◆ Input rows ◆

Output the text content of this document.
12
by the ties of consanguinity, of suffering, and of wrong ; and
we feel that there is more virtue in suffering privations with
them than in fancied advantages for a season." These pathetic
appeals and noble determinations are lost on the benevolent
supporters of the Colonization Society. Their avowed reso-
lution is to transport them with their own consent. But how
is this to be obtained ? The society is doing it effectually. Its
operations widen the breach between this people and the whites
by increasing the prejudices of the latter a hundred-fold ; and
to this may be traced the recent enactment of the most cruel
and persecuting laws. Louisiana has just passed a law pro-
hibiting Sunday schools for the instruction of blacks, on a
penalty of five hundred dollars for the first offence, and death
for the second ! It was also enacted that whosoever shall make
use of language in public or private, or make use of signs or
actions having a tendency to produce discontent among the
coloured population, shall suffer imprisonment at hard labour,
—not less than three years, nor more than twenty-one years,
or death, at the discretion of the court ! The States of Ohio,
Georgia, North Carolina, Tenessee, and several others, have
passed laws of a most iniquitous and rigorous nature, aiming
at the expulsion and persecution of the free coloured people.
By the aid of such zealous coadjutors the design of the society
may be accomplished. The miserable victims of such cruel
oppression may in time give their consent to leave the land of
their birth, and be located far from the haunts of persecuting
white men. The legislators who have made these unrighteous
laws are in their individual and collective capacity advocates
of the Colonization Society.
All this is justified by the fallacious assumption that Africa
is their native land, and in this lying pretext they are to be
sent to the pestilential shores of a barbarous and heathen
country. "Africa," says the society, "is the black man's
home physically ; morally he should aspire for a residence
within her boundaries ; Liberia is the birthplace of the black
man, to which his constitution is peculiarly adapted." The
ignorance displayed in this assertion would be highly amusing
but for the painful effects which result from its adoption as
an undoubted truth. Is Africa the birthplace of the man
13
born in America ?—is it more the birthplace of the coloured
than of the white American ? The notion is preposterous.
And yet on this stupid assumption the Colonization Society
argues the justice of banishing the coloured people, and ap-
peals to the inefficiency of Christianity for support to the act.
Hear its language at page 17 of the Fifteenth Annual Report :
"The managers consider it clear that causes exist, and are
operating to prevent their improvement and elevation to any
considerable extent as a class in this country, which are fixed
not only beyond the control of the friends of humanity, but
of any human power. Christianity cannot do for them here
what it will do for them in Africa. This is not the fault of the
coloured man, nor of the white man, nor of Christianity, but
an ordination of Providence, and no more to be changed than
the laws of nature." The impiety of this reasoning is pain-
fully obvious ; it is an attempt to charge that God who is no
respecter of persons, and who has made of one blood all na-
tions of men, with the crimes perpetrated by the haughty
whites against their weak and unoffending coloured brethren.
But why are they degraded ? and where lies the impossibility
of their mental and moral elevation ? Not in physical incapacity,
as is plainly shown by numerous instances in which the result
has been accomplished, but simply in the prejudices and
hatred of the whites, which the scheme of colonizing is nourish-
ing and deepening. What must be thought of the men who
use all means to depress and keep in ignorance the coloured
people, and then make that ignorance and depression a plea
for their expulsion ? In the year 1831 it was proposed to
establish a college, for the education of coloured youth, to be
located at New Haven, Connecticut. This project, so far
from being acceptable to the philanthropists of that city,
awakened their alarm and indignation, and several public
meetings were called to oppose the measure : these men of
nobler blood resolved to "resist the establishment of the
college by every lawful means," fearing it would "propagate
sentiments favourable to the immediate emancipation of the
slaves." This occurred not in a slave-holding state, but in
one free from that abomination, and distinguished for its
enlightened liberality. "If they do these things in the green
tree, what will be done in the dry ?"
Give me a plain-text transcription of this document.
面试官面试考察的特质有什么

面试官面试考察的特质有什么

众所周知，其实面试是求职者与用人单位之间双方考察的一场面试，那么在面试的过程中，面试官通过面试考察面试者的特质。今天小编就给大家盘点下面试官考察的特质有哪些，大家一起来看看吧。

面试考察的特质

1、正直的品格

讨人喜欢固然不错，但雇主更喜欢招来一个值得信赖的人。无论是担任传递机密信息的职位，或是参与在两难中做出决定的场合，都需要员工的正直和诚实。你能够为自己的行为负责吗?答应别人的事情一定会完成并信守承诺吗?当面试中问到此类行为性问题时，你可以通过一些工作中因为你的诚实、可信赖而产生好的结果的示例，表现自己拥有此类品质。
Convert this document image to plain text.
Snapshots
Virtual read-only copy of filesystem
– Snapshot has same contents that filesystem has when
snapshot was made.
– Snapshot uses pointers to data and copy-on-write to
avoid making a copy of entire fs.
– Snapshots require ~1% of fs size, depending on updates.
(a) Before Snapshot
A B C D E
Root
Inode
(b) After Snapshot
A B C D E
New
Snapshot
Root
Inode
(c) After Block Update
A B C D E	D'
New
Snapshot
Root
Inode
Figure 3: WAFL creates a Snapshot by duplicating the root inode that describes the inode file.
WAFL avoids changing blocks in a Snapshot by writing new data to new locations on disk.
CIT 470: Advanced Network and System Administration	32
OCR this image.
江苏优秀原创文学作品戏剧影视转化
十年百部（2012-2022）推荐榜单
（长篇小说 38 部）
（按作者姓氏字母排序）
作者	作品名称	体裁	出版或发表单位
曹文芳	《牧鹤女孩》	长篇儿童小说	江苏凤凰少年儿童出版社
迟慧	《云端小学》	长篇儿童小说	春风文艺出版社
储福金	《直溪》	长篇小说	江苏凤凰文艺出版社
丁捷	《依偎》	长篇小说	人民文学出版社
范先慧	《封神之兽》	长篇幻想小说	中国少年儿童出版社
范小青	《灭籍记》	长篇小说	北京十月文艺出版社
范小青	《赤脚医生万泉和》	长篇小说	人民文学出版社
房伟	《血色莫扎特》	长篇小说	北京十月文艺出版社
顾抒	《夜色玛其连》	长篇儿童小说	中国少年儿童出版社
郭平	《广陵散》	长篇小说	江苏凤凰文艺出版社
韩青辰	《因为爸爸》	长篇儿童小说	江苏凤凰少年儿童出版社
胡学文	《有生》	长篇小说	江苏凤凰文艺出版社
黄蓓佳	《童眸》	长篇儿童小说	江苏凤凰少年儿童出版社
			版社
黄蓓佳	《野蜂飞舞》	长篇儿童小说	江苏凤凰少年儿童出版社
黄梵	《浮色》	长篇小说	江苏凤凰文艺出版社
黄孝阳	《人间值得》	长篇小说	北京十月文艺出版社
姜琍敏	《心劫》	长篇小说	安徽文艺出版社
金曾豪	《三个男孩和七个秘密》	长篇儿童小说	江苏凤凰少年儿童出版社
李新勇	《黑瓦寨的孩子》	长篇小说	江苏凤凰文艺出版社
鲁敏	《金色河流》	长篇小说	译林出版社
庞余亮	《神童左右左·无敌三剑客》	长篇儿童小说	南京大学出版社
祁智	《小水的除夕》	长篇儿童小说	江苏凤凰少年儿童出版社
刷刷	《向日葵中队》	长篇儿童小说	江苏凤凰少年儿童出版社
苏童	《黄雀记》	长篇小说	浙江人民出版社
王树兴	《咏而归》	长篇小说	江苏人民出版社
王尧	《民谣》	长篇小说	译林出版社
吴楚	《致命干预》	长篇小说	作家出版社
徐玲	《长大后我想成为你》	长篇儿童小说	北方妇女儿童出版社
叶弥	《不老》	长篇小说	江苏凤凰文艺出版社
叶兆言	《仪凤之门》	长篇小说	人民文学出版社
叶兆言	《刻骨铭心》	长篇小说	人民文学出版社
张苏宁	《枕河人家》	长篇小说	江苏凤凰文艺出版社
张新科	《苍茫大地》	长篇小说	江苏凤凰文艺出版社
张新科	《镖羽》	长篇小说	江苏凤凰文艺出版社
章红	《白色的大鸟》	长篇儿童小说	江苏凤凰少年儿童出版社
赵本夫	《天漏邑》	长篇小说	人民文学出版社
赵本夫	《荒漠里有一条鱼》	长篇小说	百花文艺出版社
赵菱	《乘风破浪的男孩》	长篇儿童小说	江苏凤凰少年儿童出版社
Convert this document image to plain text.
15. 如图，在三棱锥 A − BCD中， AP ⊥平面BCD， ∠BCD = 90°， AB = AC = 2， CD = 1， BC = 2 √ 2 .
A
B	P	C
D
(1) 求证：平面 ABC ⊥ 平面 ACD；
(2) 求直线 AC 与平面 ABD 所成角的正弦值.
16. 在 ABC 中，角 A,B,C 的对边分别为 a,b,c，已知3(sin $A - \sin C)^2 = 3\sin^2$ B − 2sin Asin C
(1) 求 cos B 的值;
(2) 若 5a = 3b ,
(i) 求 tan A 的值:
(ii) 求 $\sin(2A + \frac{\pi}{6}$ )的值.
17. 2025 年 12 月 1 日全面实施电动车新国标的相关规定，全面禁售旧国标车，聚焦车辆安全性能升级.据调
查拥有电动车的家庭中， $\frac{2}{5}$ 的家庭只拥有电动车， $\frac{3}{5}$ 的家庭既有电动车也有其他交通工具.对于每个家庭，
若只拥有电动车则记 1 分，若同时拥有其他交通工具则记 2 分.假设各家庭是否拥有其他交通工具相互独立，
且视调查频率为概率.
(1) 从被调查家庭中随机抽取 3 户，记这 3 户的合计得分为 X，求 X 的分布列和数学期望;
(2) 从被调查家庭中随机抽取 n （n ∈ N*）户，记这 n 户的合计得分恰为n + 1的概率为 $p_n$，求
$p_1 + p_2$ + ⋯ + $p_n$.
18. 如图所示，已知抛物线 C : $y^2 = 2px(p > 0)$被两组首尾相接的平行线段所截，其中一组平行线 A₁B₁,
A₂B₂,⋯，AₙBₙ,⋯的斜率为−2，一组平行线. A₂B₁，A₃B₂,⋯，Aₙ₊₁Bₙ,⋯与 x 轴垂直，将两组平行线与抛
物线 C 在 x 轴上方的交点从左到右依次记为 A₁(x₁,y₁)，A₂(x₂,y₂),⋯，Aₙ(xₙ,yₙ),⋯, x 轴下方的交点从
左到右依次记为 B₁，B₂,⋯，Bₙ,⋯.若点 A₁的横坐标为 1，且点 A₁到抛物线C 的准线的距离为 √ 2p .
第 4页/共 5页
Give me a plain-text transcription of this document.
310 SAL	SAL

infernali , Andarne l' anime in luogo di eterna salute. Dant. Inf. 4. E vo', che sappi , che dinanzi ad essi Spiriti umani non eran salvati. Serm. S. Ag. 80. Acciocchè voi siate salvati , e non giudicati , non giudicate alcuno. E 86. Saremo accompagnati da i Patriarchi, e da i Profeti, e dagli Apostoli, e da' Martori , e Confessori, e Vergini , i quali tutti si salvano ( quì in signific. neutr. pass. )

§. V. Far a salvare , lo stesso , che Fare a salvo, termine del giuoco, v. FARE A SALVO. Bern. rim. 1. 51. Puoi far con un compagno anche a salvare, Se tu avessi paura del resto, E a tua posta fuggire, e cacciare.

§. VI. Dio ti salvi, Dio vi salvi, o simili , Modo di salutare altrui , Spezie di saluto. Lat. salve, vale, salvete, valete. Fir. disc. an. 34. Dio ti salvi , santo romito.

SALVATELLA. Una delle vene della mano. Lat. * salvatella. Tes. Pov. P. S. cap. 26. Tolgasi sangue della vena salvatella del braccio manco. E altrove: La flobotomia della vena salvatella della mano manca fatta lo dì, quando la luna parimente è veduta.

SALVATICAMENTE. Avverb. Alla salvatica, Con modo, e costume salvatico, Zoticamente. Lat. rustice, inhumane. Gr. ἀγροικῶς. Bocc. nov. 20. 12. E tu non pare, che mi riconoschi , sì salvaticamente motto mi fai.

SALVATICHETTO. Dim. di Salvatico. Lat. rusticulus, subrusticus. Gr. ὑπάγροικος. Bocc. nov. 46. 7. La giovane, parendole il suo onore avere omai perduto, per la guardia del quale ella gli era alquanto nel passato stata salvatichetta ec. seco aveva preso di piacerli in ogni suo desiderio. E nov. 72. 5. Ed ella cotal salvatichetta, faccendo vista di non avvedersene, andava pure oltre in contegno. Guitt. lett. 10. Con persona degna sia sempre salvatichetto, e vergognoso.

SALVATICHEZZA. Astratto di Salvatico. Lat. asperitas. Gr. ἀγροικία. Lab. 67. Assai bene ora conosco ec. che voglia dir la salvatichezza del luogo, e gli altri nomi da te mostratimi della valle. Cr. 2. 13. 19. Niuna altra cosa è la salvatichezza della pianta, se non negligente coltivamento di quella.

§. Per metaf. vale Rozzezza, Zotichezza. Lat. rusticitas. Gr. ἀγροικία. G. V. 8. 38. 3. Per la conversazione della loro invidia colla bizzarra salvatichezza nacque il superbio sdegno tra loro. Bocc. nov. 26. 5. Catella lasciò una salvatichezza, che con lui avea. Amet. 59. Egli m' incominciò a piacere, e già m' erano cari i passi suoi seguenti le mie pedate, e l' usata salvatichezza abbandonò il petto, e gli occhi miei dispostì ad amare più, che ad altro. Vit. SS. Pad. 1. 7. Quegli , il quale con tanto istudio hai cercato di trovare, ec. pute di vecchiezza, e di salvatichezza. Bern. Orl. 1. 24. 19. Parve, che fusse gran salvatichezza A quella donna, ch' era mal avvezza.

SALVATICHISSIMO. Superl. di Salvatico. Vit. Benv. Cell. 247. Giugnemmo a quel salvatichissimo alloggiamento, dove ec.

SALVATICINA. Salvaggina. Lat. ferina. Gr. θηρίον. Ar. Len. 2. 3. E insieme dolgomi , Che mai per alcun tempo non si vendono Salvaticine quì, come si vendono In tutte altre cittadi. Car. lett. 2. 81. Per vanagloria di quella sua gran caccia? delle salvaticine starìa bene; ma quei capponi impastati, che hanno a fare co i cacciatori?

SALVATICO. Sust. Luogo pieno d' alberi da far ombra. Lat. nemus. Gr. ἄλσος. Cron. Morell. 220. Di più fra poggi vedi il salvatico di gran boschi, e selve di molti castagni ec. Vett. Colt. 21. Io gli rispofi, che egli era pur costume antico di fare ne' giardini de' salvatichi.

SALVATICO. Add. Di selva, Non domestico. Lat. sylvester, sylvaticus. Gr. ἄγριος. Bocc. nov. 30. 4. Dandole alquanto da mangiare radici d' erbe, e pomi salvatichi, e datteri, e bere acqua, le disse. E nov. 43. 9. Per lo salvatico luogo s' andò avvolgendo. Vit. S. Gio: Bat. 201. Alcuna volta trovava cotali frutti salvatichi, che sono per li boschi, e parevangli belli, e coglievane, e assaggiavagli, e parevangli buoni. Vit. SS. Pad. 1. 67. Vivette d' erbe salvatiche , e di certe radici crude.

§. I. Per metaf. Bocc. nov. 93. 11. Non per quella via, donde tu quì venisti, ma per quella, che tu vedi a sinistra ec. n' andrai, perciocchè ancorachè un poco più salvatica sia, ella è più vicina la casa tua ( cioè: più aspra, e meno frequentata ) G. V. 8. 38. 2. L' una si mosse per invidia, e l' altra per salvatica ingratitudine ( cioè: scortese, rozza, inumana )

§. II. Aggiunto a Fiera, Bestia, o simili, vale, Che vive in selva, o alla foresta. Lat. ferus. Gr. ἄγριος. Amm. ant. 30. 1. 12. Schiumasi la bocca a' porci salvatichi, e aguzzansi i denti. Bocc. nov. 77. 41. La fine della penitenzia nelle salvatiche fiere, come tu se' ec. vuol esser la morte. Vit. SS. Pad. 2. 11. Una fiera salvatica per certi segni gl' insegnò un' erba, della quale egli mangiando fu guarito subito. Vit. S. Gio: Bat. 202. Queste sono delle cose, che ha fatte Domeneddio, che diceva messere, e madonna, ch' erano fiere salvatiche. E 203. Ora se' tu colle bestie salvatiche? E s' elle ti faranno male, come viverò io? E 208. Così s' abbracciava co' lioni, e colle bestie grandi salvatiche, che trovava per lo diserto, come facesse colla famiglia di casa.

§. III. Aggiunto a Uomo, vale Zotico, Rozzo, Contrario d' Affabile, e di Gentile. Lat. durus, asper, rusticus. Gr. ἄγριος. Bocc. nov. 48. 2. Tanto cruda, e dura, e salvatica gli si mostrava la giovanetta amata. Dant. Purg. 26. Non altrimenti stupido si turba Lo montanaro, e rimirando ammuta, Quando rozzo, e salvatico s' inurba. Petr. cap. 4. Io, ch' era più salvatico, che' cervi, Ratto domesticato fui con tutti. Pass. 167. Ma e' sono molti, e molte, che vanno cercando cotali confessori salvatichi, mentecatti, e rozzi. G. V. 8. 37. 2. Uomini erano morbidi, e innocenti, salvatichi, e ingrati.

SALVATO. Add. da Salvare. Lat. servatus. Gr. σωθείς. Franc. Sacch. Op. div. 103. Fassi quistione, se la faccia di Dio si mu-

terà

◆ What to produce ◆
Search the data above for the string "death" and return every line that has it.

◆ Solution below ◆
penalty of five hundred dollars for the first offence, and death
or death, at the discretion of the court ! The States of Ohio,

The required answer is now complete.